Give back each entry unchanged, minus pictures.

### [Data shown]
----------

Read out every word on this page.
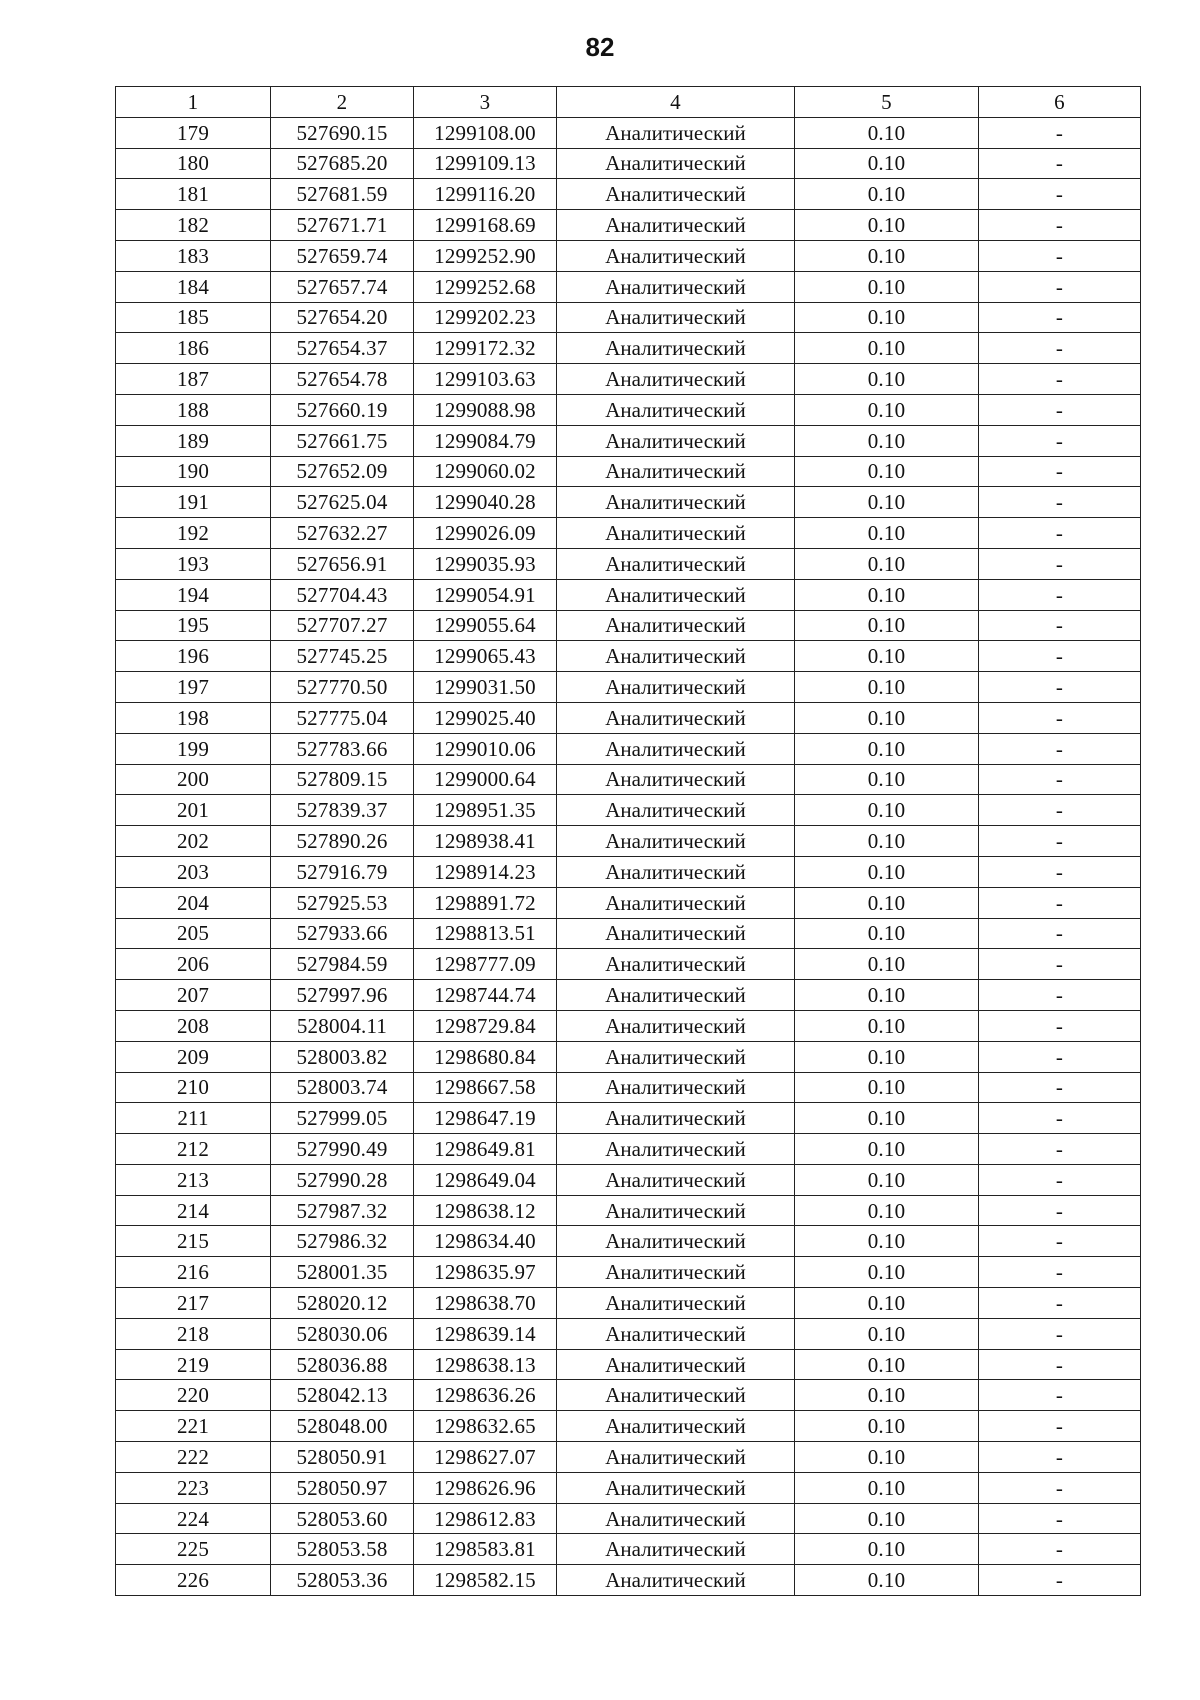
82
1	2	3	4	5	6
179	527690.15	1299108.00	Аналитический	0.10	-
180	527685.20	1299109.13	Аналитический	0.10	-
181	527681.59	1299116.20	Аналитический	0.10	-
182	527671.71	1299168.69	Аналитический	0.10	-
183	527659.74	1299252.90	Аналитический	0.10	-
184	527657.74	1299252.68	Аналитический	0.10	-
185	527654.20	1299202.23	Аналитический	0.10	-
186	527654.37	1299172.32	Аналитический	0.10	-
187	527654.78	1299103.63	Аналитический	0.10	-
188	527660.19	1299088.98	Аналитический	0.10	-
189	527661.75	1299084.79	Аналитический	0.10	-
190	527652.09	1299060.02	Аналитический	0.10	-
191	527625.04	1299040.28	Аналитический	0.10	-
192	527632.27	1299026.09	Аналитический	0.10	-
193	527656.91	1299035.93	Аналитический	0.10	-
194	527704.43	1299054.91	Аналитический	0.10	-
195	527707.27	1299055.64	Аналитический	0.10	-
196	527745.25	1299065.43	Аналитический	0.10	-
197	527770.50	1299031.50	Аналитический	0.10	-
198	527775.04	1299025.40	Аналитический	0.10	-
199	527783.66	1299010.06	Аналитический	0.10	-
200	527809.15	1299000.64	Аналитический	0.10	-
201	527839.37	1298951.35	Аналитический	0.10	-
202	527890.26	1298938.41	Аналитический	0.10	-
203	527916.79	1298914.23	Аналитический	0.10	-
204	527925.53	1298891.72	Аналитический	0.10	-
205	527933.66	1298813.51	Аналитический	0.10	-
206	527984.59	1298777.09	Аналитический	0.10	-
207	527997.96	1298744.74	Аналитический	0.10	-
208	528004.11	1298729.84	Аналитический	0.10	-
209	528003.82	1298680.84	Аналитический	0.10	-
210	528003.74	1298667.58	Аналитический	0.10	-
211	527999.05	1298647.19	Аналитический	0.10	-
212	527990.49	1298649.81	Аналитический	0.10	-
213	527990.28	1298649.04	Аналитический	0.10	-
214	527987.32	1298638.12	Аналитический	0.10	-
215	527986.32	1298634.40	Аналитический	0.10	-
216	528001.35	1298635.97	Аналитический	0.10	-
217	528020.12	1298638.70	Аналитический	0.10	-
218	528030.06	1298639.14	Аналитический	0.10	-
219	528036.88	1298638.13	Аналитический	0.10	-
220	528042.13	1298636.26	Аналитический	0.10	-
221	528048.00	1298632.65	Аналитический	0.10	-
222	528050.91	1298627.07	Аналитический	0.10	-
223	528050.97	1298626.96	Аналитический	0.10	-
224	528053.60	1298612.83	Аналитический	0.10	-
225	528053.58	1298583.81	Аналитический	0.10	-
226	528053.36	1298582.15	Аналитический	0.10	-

----------

### [Solved problem]
Read out every word on this page.
82
1	2	3	4	5	6
179	527690.15	1299108.00	Аналитический	0.10	-
180	527685.20	1299109.13	Аналитический	0.10	-
181	527681.59	1299116.20	Аналитический	0.10	-
182	527671.71	1299168.69	Аналитический	0.10	-
183	527659.74	1299252.90	Аналитический	0.10	-
184	527657.74	1299252.68	Аналитический	0.10	-
185	527654.20	1299202.23	Аналитический	0.10	-
186	527654.37	1299172.32	Аналитический	0.10	-
187	527654.78	1299103.63	Аналитический	0.10	-
188	527660.19	1299088.98	Аналитический	0.10	-
189	527661.75	1299084.79	Аналитический	0.10	-
190	527652.09	1299060.02	Аналитический	0.10	-
191	527625.04	1299040.28	Аналитический	0.10	-
192	527632.27	1299026.09	Аналитический	0.10	-
193	527656.91	1299035.93	Аналитический	0.10	-
194	527704.43	1299054.91	Аналитический	0.10	-
195	527707.27	1299055.64	Аналитический	0.10	-
196	527745.25	1299065.43	Аналитический	0.10	-
197	527770.50	1299031.50	Аналитический	0.10	-
198	527775.04	1299025.40	Аналитический	0.10	-
199	527783.66	1299010.06	Аналитический	0.10	-
200	527809.15	1299000.64	Аналитический	0.10	-
201	527839.37	1298951.35	Аналитический	0.10	-
202	527890.26	1298938.41	Аналитический	0.10	-
203	527916.79	1298914.23	Аналитический	0.10	-
204	527925.53	1298891.72	Аналитический	0.10	-
205	527933.66	1298813.51	Аналитический	0.10	-
206	527984.59	1298777.09	Аналитический	0.10	-
207	527997.96	1298744.74	Аналитический	0.10	-
208	528004.11	1298729.84	Аналитический	0.10	-
209	528003.82	1298680.84	Аналитический	0.10	-
210	528003.74	1298667.58	Аналитический	0.10	-
211	527999.05	1298647.19	Аналитический	0.10	-
212	527990.49	1298649.81	Аналитический	0.10	-
213	527990.28	1298649.04	Аналитический	0.10	-
214	527987.32	1298638.12	Аналитический	0.10	-
215	527986.32	1298634.40	Аналитический	0.10	-
216	528001.35	1298635.97	Аналитический	0.10	-
217	528020.12	1298638.70	Аналитический	0.10	-
218	528030.06	1298639.14	Аналитический	0.10	-
219	528036.88	1298638.13	Аналитический	0.10	-
220	528042.13	1298636.26	Аналитический	0.10	-
221	528048.00	1298632.65	Аналитический	0.10	-
222	528050.91	1298627.07	Аналитический	0.10	-
223	528050.97	1298626.96	Аналитический	0.10	-
224	528053.60	1298612.83	Аналитический	0.10	-
225	528053.58	1298583.81	Аналитический	0.10	-
226	528053.36	1298582.15	Аналитический	0.10	-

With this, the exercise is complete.